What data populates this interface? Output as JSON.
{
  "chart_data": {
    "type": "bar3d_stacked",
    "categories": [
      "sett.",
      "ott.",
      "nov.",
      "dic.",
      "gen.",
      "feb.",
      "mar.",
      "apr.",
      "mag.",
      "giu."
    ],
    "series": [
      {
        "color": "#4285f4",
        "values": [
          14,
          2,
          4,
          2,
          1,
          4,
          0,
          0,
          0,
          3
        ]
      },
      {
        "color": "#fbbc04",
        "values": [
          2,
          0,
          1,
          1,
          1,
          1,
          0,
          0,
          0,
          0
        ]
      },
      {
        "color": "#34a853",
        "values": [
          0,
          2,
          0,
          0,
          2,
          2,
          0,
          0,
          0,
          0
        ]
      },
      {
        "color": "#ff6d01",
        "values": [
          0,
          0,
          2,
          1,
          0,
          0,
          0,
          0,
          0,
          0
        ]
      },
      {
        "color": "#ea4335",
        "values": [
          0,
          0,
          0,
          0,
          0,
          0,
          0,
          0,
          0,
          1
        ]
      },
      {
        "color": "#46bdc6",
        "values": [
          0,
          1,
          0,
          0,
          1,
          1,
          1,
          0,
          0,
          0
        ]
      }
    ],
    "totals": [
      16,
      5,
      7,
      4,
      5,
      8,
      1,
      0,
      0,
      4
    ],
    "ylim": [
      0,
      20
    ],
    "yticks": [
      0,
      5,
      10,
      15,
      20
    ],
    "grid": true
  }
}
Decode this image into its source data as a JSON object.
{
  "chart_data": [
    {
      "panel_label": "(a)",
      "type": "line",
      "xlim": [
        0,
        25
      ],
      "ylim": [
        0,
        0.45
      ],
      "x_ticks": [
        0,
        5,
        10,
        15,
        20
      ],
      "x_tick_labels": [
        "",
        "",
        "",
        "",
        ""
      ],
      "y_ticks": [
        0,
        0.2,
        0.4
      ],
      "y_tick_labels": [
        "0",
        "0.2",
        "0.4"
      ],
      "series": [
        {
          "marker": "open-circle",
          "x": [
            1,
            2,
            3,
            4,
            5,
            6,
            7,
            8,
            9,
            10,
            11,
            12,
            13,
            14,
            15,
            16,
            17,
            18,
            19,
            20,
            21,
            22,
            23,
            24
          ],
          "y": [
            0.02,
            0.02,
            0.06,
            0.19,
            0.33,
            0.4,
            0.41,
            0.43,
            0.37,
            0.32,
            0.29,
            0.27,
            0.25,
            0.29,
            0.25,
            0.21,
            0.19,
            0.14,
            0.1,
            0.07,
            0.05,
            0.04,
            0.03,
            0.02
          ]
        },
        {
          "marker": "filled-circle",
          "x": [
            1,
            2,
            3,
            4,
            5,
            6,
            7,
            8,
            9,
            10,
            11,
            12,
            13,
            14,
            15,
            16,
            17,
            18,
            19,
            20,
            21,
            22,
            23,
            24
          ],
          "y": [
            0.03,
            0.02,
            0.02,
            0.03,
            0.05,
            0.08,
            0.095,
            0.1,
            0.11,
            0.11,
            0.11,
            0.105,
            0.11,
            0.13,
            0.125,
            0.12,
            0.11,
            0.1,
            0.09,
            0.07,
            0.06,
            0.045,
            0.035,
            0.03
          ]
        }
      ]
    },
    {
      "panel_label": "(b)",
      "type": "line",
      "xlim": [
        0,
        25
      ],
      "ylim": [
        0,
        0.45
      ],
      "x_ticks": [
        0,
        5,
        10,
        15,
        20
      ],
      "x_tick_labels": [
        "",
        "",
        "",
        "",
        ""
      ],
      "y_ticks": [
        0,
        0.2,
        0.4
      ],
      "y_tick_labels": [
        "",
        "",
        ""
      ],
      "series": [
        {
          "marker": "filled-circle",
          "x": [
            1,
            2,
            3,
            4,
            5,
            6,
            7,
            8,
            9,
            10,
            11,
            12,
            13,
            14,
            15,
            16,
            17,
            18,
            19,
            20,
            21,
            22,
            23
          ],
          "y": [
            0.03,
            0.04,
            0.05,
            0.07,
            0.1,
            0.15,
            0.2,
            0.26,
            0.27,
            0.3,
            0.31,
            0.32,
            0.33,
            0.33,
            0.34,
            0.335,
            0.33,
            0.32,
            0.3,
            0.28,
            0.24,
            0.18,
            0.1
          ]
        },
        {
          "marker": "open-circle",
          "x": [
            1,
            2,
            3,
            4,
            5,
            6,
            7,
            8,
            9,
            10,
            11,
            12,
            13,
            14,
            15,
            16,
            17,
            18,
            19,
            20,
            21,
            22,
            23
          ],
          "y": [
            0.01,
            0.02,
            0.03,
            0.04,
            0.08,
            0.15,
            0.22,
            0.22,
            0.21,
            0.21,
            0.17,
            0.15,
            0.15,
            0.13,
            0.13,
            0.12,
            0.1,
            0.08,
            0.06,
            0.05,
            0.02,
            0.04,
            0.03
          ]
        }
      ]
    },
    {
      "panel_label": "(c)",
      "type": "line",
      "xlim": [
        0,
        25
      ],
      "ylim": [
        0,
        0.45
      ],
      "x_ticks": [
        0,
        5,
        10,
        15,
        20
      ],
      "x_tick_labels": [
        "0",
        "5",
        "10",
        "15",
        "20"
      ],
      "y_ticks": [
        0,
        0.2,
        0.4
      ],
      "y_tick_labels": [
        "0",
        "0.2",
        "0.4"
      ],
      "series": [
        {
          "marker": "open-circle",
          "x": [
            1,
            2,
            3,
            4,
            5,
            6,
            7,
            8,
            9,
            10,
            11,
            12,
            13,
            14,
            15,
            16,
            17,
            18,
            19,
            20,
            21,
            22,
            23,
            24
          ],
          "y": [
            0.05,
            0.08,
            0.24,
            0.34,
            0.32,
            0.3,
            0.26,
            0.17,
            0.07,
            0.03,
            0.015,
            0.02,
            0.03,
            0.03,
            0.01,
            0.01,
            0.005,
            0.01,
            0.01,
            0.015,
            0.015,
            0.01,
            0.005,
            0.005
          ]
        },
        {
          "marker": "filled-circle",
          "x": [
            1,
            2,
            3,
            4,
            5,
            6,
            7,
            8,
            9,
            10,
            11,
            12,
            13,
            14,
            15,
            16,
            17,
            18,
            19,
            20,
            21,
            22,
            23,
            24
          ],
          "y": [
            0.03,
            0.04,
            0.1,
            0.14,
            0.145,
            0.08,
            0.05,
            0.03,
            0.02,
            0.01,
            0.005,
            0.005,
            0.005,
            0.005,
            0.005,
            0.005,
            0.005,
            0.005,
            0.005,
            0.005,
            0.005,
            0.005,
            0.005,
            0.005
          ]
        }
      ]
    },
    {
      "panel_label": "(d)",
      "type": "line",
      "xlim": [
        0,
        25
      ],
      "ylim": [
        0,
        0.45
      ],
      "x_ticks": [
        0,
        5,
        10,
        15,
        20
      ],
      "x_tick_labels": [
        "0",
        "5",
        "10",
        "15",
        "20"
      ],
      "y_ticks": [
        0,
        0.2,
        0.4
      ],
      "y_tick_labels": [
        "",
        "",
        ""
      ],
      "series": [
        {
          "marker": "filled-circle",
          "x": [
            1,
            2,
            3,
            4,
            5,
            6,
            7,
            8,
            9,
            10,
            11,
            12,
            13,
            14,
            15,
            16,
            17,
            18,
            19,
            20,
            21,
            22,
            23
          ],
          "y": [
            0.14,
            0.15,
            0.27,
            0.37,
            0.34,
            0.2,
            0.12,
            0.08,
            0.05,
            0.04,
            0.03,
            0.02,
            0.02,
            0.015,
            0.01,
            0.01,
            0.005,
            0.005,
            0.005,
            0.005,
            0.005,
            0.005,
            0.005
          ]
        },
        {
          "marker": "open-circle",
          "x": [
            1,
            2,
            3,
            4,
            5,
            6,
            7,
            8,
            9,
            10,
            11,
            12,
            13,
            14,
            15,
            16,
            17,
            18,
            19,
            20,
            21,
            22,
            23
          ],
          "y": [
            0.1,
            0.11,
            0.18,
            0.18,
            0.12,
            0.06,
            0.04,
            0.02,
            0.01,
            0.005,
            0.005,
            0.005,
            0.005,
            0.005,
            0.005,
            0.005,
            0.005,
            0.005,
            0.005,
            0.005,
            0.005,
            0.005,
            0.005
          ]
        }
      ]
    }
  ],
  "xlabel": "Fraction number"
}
•••
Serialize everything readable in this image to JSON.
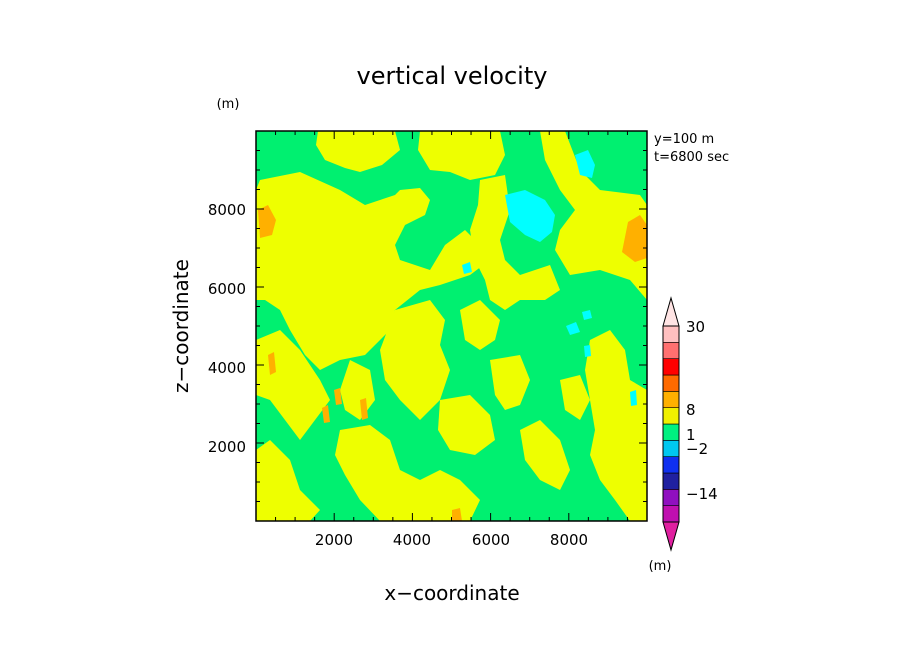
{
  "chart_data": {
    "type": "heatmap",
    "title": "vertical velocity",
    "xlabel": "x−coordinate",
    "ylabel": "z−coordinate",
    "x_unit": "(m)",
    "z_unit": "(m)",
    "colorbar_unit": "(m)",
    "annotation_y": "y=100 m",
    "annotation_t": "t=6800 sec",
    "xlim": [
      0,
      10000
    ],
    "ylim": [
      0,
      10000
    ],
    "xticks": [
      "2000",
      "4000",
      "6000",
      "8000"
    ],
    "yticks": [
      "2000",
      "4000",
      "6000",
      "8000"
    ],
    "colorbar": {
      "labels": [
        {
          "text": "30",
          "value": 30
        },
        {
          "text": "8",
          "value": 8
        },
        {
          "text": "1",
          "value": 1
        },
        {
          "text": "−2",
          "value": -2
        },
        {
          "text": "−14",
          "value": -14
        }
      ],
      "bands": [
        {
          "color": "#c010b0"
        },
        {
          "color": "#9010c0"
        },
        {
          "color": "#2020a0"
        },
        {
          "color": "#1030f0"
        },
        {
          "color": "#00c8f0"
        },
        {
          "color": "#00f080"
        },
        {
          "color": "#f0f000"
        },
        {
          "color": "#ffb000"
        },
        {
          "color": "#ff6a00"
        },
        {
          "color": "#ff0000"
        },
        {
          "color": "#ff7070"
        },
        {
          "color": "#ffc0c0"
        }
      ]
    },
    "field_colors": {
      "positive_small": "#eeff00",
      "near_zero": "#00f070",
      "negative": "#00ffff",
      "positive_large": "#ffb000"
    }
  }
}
•••
> **CHALLENGE**
Look through the data and gather every line with the string "xlabel" in it.

> **SOLUTION BELOW**
  "xlabel": "Fraction number"
    "xlabel": "x−coordinate",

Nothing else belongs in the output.